Set down each line of the material that follows, exactly, with no pictures.

━━━━━ TASK INPUT ━━━━━

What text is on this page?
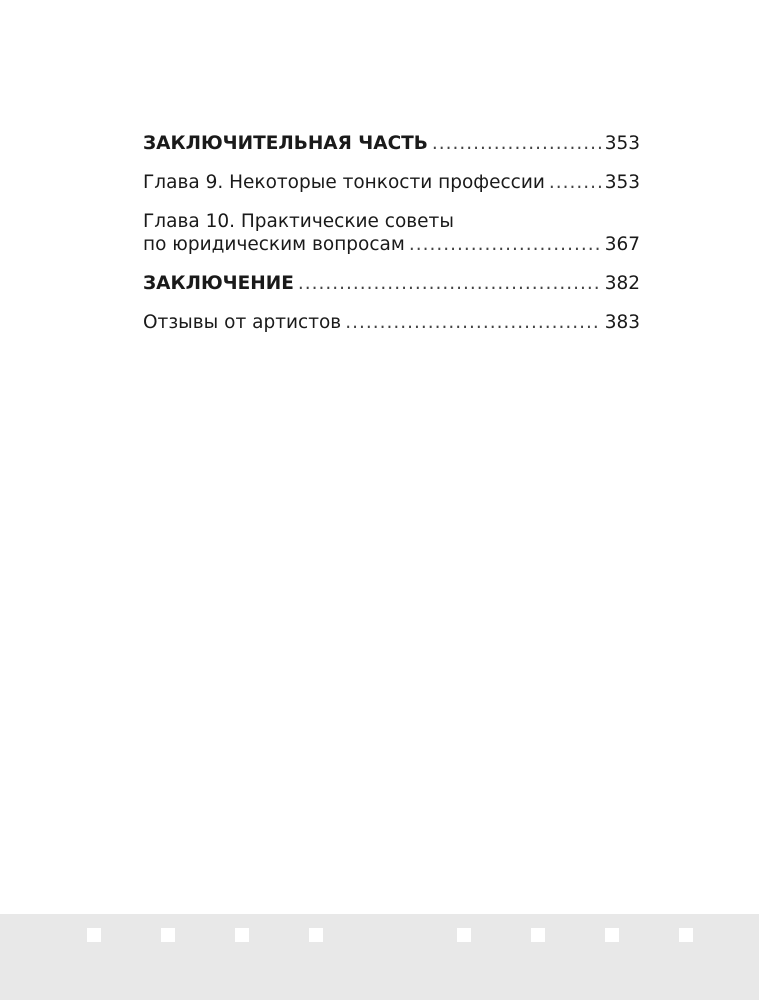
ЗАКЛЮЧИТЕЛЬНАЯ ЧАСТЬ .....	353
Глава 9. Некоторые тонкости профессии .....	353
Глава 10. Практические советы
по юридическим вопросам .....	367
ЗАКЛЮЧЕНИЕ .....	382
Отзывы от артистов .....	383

━━━━━

__COMPLETED TASK__
What text is on this page?
ЗАКЛЮЧИТЕЛЬНАЯ ЧАСТЬ .....	353
Глава 9. Некоторые тонкости профессии .....	353
Глава 10. Практические советы
по юридическим вопросам .....	367
ЗАКЛЮЧЕНИЕ .....	382
Отзывы от артистов .....	383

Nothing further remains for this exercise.